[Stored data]
===============
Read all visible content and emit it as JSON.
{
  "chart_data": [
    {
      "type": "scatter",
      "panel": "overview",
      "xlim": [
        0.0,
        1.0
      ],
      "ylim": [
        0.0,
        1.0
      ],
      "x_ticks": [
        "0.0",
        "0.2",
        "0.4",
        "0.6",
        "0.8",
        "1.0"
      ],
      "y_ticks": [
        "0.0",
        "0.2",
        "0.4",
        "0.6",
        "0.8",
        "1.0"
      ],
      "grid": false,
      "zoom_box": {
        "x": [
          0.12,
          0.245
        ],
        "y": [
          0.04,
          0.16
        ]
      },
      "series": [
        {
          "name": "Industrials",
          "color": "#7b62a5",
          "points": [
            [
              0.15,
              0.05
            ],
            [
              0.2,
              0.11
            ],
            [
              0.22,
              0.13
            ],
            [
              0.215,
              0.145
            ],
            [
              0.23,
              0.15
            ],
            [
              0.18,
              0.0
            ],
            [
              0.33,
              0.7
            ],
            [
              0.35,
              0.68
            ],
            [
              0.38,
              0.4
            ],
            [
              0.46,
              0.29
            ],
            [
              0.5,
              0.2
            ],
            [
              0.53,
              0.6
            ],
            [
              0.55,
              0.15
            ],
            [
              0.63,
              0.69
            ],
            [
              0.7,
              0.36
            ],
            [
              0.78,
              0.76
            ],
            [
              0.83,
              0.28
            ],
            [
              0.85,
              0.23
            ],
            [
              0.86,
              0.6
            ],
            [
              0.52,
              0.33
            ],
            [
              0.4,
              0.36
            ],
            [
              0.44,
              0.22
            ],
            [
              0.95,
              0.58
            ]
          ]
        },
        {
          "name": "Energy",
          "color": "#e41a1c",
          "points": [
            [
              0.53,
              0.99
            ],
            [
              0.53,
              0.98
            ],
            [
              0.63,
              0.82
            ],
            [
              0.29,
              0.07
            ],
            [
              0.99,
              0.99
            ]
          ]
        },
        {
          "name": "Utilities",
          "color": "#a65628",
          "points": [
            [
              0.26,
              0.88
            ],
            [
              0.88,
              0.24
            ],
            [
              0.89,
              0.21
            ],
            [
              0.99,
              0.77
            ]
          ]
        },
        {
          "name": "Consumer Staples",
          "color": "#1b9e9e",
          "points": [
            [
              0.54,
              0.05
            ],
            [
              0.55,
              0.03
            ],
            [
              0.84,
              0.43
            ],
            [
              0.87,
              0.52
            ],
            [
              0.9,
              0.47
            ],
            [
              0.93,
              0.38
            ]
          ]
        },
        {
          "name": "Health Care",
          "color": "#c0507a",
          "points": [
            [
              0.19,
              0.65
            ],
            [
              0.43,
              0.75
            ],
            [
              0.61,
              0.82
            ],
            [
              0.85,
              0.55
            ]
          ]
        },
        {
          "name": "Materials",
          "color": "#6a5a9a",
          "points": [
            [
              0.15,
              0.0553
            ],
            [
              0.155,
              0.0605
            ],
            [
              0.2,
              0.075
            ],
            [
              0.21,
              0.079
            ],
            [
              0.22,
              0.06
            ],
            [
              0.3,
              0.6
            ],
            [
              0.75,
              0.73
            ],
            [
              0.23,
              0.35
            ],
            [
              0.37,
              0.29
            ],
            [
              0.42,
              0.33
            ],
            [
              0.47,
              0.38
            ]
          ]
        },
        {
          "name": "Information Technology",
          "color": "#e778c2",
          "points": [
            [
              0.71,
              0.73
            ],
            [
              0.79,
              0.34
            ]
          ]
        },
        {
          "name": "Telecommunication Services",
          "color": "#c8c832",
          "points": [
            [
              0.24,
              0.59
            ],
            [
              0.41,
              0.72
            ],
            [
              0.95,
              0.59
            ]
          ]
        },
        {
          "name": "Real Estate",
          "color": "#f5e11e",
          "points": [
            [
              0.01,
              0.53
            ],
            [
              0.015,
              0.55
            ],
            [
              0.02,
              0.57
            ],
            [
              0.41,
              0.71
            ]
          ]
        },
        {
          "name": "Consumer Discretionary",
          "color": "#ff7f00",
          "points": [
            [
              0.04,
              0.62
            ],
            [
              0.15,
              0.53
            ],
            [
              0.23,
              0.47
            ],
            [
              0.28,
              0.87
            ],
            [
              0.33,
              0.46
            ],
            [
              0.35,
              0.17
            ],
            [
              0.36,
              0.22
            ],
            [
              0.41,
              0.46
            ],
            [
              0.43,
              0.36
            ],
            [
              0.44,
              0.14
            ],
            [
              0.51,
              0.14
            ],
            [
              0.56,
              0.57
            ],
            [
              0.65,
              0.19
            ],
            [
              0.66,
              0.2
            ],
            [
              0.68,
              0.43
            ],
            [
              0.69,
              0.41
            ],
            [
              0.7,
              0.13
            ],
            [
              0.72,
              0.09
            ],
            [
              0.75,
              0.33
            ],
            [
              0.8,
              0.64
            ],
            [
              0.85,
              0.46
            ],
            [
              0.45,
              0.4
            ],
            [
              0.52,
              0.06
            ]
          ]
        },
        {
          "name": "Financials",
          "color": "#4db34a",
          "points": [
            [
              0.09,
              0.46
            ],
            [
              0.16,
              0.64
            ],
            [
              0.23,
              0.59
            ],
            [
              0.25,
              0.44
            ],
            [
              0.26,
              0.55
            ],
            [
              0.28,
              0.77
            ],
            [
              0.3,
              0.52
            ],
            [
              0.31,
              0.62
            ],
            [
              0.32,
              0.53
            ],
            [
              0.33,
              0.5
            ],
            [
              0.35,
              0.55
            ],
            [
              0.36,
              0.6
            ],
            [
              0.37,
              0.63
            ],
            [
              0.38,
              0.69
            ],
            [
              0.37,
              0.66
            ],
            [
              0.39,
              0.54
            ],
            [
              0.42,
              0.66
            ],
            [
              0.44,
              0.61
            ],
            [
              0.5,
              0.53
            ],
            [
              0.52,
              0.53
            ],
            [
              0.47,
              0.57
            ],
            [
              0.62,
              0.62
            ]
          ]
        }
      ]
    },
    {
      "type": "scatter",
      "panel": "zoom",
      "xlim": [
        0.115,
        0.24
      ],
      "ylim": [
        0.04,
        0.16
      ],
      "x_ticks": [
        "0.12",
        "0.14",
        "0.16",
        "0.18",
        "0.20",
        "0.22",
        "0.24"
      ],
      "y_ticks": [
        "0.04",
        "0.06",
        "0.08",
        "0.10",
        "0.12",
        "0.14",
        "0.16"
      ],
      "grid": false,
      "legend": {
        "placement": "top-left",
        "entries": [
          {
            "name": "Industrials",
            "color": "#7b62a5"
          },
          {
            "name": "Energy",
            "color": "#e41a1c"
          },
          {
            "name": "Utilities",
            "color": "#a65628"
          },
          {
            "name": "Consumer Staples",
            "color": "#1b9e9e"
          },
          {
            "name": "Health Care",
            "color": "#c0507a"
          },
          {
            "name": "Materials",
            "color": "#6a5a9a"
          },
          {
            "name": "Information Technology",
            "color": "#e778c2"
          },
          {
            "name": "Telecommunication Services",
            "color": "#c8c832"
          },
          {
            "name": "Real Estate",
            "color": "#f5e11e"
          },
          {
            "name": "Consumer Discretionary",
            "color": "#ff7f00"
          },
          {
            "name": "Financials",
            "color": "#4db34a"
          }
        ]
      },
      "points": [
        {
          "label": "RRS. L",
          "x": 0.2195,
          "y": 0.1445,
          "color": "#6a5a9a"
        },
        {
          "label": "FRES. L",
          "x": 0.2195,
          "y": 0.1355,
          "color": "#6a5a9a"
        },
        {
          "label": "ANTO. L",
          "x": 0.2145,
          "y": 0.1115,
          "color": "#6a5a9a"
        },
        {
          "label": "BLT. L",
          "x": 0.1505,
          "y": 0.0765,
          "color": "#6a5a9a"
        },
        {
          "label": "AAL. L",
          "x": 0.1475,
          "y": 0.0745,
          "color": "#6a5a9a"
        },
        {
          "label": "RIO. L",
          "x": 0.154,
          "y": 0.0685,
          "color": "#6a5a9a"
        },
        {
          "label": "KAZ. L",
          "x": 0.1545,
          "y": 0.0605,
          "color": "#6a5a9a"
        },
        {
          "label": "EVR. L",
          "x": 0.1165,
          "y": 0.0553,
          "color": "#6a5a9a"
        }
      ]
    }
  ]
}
===============
- TASK GOAL
Where a line holds "Industrials", copy it out.

- RESPONSE TO THE TASK
          "name": "Industrials",
            "name": "Industrials",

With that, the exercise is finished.